(Data records)
● ● ●

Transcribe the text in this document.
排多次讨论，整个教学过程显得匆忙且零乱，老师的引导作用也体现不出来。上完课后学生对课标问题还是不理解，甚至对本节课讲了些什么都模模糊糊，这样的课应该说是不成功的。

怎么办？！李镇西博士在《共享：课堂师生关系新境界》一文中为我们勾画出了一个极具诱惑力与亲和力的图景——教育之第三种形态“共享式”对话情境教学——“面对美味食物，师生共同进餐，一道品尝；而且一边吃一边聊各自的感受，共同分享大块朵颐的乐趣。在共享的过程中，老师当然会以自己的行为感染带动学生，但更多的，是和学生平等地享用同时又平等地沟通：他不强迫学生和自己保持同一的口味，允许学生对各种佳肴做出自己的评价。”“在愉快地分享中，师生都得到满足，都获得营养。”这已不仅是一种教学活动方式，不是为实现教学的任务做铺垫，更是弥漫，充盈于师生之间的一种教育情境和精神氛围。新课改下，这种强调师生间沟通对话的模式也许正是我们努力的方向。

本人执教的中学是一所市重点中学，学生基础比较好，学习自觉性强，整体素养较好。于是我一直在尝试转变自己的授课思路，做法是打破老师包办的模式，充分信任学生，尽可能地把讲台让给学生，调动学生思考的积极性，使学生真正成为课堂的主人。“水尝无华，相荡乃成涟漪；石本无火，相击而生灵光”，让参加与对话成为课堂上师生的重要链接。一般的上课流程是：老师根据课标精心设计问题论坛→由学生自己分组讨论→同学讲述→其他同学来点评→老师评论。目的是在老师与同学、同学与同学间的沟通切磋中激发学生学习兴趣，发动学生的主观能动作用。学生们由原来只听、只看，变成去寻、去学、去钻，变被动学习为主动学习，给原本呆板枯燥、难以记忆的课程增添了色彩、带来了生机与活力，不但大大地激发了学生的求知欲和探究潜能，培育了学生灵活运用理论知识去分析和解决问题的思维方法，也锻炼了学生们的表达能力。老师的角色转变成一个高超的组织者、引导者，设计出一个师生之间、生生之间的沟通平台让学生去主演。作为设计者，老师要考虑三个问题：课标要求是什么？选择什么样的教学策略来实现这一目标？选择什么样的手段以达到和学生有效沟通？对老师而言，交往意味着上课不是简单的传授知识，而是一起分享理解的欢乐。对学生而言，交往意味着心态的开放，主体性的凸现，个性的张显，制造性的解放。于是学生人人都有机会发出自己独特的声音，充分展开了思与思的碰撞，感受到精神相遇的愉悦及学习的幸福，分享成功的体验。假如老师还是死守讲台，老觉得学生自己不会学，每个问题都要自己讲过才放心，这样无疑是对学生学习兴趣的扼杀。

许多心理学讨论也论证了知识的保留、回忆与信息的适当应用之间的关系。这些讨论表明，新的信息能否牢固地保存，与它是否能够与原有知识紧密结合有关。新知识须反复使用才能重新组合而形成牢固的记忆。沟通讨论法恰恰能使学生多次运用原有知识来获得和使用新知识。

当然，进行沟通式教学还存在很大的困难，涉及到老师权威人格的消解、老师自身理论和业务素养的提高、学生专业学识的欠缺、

● ● ●

• What is expected
Every entry needs to be retyped exactly.

• Solution to this task
Transcribe the text in this document.
排多次讨论，整个教学过程显得匆忙且零乱，老师的引导作用也体现不出来。上完课后学生对课标问题还是不理解，甚至对本节课讲了些什么都模模糊糊，这样的课应该说是不成功的。

怎么办？！李镇西博士在《共享：课堂师生关系新境界》一文中为我们勾画出了一个极具诱惑力与亲和力的图景——教育之第三种形态“共享式”对话情境教学——“面对美味食物，师生共同进餐，一道品尝；而且一边吃一边聊各自的感受，共同分享大块朵颐的乐趣。在共享的过程中，老师当然会以自己的行为感染带动学生，但更多的，是和学生平等地享用同时又平等地沟通：他不强迫学生和自己保持同一的口味，允许学生对各种佳肴做出自己的评价。”“在愉快地分享中，师生都得到满足，都获得营养。”这已不仅是一种教学活动方式，不是为实现教学的任务做铺垫，更是弥漫，充盈于师生之间的一种教育情境和精神氛围。新课改下，这种强调师生间沟通对话的模式也许正是我们努力的方向。

本人执教的中学是一所市重点中学，学生基础比较好，学习自觉性强，整体素养较好。于是我一直在尝试转变自己的授课思路，做法是打破老师包办的模式，充分信任学生，尽可能地把讲台让给学生，调动学生思考的积极性，使学生真正成为课堂的主人。“水尝无华，相荡乃成涟漪；石本无火，相击而生灵光”，让参加与对话成为课堂上师生的重要链接。一般的上课流程是：老师根据课标精心设计问题论坛→由学生自己分组讨论→同学讲述→其他同学来点评→老师评论。目的是在老师与同学、同学与同学间的沟通切磋中激发学生学习兴趣，发动学生的主观能动作用。学生们由原来只听、只看，变成去寻、去学、去钻，变被动学习为主动学习，给原本呆板枯燥、难以记忆的课程增添了色彩、带来了生机与活力，不但大大地激发了学生的求知欲和探究潜能，培育了学生灵活运用理论知识去分析和解决问题的思维方法，也锻炼了学生们的表达能力。老师的角色转变成一个高超的组织者、引导者，设计出一个师生之间、生生之间的沟通平台让学生去主演。作为设计者，老师要考虑三个问题：课标要求是什么？选择什么样的教学策略来实现这一目标？选择什么样的手段以达到和学生有效沟通？对老师而言，交往意味着上课不是简单的传授知识，而是一起分享理解的欢乐。对学生而言，交往意味着心态的开放，主体性的凸现，个性的张显，制造性的解放。于是学生人人都有机会发出自己独特的声音，充分展开了思与思的碰撞，感受到精神相遇的愉悦及学习的幸福，分享成功的体验。假如老师还是死守讲台，老觉得学生自己不会学，每个问题都要自己讲过才放心，这样无疑是对学生学习兴趣的扼杀。

许多心理学讨论也论证了知识的保留、回忆与信息的适当应用之间的关系。这些讨论表明，新的信息能否牢固地保存，与它是否能够与原有知识紧密结合有关。新知识须反复使用才能重新组合而形成牢固的记忆。沟通讨论法恰恰能使学生多次运用原有知识来获得和使用新知识。

当然，进行沟通式教学还存在很大的困难，涉及到老师权威人格的消解、老师自身理论和业务素养的提高、学生专业学识的欠缺、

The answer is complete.